Set of tasks >>
1 > Copy everything from "Benoit Cloitre, Apr" down to "27 2010: (Start)" in the sequence comments, word for word.
2 > Resume the comments on the sequence that defeats periodicity guessing, starting after their final sentence.

Benoit Cloitre, Apr 12 2003

Keywords

Comments

Consider the subsequence b(k) such that a(b(k))=1. Then 3k - b(k) = A063787(k+1) and b(k) = 1 + A004134(k-1).
From Sam Alexander, Nov 27 2010: (Start)
A naive way to try and guess whether a sequence is periodic, based on its first k terms (n1, ..., nk), is to look at all sequences which have period less than k, and guess "periodic" if any of them extend (n1, ..., nk), "nonperiodic" otherwise.
a(1)=1, a(2)=2. Suppose a(1), ..., a(n) have been defined, n > 1.
1. If the above guessing method guesses that (a(1), ..., a(n)) is an initial segment of a periodic sequence, then let a(n+1) be the least nonzero number not appearing in (a(1), ..., a(n)).
2. Otherwise, let (a(n+1), ..., a(2n)) be a copy of (a(1), ..., a(n)).
This sequence thwarts the guessing attempt, tricking the guesser into changing his mind infinitely many times as n->infinity. (End)

Supplied records >>
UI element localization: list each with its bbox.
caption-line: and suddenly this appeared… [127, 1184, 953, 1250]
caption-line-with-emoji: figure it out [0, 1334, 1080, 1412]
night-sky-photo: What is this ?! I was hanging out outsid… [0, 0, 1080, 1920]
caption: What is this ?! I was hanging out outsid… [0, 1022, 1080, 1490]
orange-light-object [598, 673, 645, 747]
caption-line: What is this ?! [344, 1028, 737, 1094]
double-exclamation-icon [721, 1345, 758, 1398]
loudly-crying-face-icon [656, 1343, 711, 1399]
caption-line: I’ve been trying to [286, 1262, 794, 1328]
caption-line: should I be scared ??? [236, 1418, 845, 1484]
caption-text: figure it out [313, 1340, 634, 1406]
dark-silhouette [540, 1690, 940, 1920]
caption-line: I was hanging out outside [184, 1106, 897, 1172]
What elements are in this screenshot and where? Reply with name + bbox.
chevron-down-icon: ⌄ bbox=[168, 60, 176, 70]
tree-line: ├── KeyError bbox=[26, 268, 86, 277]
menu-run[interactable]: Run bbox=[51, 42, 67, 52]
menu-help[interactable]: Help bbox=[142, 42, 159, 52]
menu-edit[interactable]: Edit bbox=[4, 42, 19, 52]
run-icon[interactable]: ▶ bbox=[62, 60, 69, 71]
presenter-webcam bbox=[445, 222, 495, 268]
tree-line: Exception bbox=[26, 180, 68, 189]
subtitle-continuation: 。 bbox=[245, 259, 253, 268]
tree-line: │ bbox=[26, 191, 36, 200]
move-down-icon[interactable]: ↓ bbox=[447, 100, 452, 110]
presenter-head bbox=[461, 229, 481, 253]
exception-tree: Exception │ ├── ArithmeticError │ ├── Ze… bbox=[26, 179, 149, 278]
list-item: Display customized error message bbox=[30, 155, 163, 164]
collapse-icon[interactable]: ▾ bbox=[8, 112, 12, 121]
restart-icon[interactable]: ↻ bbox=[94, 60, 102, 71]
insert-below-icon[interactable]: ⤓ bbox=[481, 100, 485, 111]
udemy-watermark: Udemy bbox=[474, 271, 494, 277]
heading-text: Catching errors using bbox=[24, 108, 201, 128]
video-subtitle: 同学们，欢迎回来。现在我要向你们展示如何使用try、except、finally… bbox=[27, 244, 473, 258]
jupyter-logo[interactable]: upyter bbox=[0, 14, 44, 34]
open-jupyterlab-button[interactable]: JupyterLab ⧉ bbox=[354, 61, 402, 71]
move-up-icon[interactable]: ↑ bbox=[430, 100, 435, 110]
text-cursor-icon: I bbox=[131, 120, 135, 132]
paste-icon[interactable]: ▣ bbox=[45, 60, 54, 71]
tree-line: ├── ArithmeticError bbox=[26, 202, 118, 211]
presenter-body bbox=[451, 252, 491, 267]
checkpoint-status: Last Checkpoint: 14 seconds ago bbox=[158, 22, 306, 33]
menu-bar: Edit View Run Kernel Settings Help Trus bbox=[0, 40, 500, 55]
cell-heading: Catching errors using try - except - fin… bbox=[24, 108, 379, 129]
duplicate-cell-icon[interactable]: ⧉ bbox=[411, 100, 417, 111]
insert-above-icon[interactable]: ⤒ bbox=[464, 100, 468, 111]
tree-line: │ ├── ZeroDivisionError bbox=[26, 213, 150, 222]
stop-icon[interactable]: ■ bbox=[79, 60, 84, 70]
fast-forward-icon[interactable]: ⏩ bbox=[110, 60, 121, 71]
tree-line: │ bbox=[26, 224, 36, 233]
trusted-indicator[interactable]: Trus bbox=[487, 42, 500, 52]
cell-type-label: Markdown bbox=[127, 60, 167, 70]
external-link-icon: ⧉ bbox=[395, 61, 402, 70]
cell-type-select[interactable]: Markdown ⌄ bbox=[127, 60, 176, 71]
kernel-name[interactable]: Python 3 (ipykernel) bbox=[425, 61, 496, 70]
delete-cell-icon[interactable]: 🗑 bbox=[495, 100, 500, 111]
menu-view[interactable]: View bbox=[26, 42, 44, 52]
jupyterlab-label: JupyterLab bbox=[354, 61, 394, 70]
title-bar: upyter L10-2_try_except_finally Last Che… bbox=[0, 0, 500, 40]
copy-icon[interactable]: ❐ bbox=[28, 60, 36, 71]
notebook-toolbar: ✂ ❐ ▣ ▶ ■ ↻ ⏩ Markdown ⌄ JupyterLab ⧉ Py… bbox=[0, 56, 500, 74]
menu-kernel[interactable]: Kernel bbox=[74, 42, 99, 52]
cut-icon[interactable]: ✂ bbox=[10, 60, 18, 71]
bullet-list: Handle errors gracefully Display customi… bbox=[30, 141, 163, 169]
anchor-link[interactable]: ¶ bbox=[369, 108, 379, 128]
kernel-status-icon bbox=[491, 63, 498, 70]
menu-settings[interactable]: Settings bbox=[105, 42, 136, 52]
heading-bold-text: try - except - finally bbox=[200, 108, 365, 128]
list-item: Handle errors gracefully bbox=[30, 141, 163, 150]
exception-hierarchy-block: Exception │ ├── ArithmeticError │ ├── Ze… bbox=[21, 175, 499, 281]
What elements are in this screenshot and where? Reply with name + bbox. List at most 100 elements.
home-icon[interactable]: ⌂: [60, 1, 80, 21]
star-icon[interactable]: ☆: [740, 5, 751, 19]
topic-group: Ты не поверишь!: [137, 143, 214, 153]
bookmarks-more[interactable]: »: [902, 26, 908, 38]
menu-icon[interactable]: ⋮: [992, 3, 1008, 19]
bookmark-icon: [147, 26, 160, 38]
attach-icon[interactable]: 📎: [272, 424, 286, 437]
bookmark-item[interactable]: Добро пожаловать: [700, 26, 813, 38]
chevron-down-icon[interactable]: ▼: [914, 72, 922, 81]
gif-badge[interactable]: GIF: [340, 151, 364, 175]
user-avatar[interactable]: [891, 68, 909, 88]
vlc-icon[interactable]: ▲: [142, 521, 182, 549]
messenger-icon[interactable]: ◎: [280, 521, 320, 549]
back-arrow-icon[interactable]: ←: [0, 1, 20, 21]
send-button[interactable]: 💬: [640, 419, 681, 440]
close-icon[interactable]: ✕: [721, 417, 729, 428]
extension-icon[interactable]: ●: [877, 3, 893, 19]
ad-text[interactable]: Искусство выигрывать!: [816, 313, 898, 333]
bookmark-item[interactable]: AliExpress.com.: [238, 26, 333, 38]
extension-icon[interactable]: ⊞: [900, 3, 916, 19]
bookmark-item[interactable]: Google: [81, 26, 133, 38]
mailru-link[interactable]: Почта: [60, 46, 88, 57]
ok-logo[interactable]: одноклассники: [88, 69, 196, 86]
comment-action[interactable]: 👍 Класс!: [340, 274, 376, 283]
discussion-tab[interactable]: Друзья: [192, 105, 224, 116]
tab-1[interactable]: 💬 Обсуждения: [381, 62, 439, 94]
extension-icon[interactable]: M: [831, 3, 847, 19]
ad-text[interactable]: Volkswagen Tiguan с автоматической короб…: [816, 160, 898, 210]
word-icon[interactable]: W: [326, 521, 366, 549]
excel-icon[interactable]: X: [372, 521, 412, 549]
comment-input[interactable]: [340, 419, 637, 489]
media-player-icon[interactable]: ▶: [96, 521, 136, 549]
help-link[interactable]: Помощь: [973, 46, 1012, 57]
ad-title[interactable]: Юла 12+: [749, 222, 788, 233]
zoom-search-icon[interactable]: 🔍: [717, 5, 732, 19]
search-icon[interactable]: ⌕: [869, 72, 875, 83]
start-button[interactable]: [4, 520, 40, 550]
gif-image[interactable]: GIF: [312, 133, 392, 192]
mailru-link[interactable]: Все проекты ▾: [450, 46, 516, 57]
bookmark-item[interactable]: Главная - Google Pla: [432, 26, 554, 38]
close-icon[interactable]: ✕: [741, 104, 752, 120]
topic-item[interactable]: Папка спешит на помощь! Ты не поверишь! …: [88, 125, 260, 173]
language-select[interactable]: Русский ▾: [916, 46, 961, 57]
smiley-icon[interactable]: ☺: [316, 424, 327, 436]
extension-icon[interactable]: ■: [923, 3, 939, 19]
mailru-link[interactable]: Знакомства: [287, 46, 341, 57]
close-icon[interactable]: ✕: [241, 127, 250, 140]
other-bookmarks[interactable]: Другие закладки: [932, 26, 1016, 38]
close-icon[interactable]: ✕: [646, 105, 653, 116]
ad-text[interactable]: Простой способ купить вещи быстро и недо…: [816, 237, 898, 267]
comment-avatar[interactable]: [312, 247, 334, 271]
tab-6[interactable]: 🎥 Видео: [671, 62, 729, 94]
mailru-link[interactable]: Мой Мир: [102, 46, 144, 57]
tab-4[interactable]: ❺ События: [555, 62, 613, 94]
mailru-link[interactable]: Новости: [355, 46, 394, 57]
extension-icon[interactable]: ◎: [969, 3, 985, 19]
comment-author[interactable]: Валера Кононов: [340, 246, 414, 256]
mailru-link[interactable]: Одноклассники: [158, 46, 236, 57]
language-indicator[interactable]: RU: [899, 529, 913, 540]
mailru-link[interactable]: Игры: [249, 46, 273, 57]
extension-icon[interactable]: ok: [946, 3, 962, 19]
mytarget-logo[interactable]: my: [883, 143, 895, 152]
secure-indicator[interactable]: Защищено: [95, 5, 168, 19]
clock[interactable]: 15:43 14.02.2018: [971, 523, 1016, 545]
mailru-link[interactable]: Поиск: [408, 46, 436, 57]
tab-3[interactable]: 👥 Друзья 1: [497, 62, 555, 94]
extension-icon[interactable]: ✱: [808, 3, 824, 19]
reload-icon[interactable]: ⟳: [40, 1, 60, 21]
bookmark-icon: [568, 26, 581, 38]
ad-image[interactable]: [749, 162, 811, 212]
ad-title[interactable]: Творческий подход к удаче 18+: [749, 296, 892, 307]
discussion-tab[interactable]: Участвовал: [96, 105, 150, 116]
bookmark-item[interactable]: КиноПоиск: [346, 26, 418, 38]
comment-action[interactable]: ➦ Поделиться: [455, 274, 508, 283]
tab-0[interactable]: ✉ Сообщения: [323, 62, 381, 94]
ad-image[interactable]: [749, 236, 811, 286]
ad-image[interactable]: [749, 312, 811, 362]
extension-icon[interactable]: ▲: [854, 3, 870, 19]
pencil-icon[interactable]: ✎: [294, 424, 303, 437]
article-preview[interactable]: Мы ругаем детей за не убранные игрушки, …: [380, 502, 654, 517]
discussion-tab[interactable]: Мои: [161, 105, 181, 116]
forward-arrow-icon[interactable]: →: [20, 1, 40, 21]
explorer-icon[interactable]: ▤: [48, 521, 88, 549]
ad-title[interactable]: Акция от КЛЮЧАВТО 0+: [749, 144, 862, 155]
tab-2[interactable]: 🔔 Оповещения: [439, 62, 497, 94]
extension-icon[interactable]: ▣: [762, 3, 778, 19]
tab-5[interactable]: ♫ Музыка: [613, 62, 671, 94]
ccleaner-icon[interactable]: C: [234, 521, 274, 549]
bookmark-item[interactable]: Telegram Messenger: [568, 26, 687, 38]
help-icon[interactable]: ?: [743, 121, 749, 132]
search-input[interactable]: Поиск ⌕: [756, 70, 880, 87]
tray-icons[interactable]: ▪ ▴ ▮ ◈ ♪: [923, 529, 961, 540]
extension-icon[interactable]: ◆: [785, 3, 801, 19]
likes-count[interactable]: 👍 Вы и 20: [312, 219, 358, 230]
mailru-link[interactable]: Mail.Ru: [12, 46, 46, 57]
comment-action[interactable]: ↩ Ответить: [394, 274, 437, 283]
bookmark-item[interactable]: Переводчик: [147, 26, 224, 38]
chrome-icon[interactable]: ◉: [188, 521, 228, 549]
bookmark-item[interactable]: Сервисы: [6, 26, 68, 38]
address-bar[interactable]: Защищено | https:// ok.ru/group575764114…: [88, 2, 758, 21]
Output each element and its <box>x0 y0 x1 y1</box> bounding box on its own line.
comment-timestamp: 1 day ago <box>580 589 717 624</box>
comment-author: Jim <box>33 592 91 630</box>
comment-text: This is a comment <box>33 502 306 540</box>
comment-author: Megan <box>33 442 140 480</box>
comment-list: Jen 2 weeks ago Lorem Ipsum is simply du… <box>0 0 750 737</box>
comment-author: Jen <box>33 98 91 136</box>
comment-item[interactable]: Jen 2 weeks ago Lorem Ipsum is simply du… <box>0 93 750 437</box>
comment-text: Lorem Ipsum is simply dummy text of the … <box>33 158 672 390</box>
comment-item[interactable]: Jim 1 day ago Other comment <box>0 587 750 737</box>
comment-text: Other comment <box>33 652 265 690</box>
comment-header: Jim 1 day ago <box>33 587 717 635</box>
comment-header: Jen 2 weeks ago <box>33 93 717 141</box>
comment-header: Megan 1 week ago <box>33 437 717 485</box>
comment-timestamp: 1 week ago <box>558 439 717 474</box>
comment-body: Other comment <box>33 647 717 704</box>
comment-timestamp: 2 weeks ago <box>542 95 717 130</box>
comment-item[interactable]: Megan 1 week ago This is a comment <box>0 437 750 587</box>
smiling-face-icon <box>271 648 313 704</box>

Results of the tasks >>
1 >
Benoit Cloitre, Apr 12 2003

Keywords

Comments

Consider the subsequence b(k) such that a(b(k))=1. Then 3k - b(k) = A063787(k+1) and b(k) = 1 + A004134(k-1).
From Sam Alexander, Nov 27 2010: (Start)

2 >
As n increases, the average value of the first n terms approaches 7/3 = 2.333... - Maxim Skorohodov, Dec 15 2022

Examples

			To construct the sequence: start with (1, 2); concatenating those 2 terms gives (1,2,1,2). Appending 3 gives the first 5 terms: (1,2,1,2,3). Concatenating those 5 terms gives (1,2,1,2,3,1,2,1,2,3). Appending 4 gives the first 11 terms: (1,2,1,2,3,1,2,1,2,3,4), etc.
		

Crossrefs

Cf. A082692 (partial sums), A182659, A182660 (other sequences engineered to spite naive guessers).